:: GOAL OF THE EXERCISE ::
Without the pictures, copy all the entries below exactly.

---

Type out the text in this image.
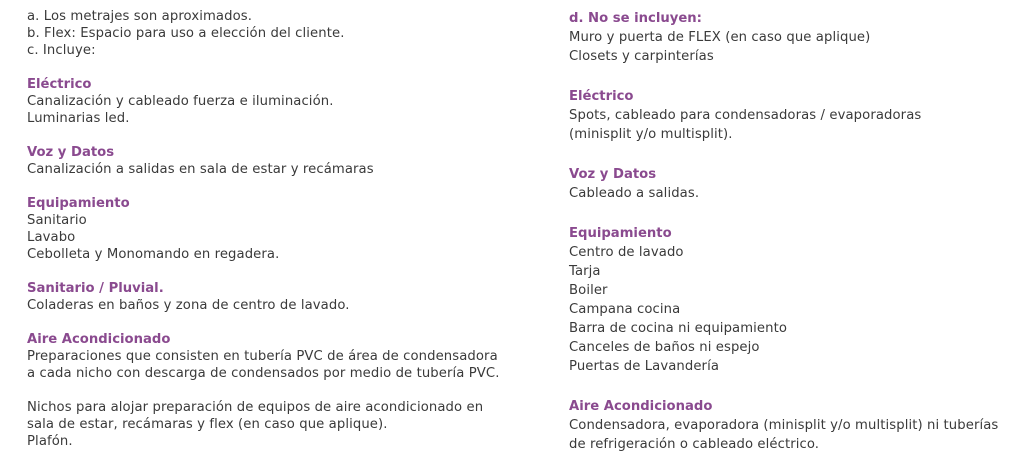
a. Los metrajes son aproximados.
b. Flex: Espacio para uso a elección del cliente.
c. Incluye:
Eléctrico
Canalización y cableado fuerza e iluminación.
Luminarias led.
Voz y Datos
Canalización a salidas en sala de estar y recámaras
Equipamiento
Sanitario
Lavabo
Cebolleta y Monomando en regadera.
Sanitario / Pluvial.
Coladeras en baños y zona de centro de lavado.
Aire Acondicionado
Preparaciones que consisten en tubería PVC de área de condensadora
a cada nicho con descarga de condensados por medio de tubería PVC.
Nichos para alojar preparación de equipos de aire acondicionado en
sala de estar, recámaras y flex (en caso que aplique).
Plafón.
d. No se incluyen:
Muro y puerta de FLEX (en caso que aplique)
Closets y carpinterías
Eléctrico
Spots, cableado para condensadoras / evaporadoras
(minisplit y/o multisplit).
Voz y Datos
Cableado a salidas.
Equipamiento
Centro de lavado
Tarja
Boiler
Campana cocina
Barra de cocina ni equipamiento
Canceles de baños ni espejo
Puertas de Lavandería
Aire Acondicionado
Condensadora, evaporadora (minisplit y/o multisplit) ni tuberías
de refrigeración o cableado eléctrico.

---

:: THE SOLUTION ::
Type out the text in this image.
a. Los metrajes son aproximados.
b. Flex: Espacio para uso a elección del cliente.
c. Incluye:
Eléctrico
Canalización y cableado fuerza e iluminación.
Luminarias led.
Voz y Datos
Canalización a salidas en sala de estar y recámaras
Equipamiento
Sanitario
Lavabo
Cebolleta y Monomando en regadera.
Sanitario / Pluvial.
Coladeras en baños y zona de centro de lavado.
Aire Acondicionado
Preparaciones que consisten en tubería PVC de área de condensadora
a cada nicho con descarga de condensados por medio de tubería PVC.
Nichos para alojar preparación de equipos de aire acondicionado en
sala de estar, recámaras y flex (en caso que aplique).
Plafón.
d. No se incluyen:
Muro y puerta de FLEX (en caso que aplique)
Closets y carpinterías
Eléctrico
Spots, cableado para condensadoras / evaporadoras
(minisplit y/o multisplit).
Voz y Datos
Cableado a salidas.
Equipamiento
Centro de lavado
Tarja
Boiler
Campana cocina
Barra de cocina ni equipamiento
Canceles de baños ni espejo
Puertas de Lavandería
Aire Acondicionado
Condensadora, evaporadora (minisplit y/o multisplit) ni tuberías
de refrigeración o cableado eléctrico.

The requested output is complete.